■ Goal ■
Using the data below, repeat all of it precisely.

■ Extracted records ■

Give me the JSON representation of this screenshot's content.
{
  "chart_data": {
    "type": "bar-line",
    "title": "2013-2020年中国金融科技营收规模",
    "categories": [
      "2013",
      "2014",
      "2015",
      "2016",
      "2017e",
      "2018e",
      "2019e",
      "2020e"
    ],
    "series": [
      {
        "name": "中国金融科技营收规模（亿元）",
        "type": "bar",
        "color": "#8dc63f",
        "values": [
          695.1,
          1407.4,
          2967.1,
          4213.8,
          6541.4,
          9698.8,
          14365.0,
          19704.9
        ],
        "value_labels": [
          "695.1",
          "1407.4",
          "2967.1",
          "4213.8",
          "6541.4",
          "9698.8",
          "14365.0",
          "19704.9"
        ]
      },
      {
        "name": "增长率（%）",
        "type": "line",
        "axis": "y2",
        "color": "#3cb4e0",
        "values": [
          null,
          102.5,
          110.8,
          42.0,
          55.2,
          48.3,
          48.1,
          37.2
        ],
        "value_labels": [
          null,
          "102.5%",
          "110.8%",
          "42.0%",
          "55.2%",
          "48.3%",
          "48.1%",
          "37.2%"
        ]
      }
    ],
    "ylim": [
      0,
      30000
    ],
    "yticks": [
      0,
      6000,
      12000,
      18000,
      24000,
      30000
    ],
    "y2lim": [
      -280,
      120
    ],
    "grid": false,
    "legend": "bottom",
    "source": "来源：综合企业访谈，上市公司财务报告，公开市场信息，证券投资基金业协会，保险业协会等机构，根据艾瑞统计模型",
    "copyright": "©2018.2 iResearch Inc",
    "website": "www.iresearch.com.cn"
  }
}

■ Response for this exercise ■
Give me the JSON representation of this screenshot's content.
{
  "chart_data": {
    "type": "bar-line",
    "title": "2013-2020年中国金融科技营收规模",
    "categories": [
      "2013",
      "2014",
      "2015",
      "2016",
      "2017e",
      "2018e",
      "2019e",
      "2020e"
    ],
    "series": [
      {
        "name": "中国金融科技营收规模（亿元）",
        "type": "bar",
        "color": "#8dc63f",
        "values": [
          695.1,
          1407.4,
          2967.1,
          4213.8,
          6541.4,
          9698.8,
          14365.0,
          19704.9
        ],
        "value_labels": [
          "695.1",
          "1407.4",
          "2967.1",
          "4213.8",
          "6541.4",
          "9698.8",
          "14365.0",
          "19704.9"
        ]
      },
      {
        "name": "增长率（%）",
        "type": "line",
        "axis": "y2",
        "color": "#3cb4e0",
        "values": [
          null,
          102.5,
          110.8,
          42.0,
          55.2,
          48.3,
          48.1,
          37.2
        ],
        "value_labels": [
          null,
          "102.5%",
          "110.8%",
          "42.0%",
          "55.2%",
          "48.3%",
          "48.1%",
          "37.2%"
        ]
      }
    ],
    "ylim": [
      0,
      30000
    ],
    "yticks": [
      0,
      6000,
      12000,
      18000,
      24000,
      30000
    ],
    "y2lim": [
      -280,
      120
    ],
    "grid": false,
    "legend": "bottom",
    "source": "来源：综合企业访谈，上市公司财务报告，公开市场信息，证券投资基金业协会，保险业协会等机构，根据艾瑞统计模型",
    "copyright": "©2018.2 iResearch Inc",
    "website": "www.iresearch.com.cn"
  }
}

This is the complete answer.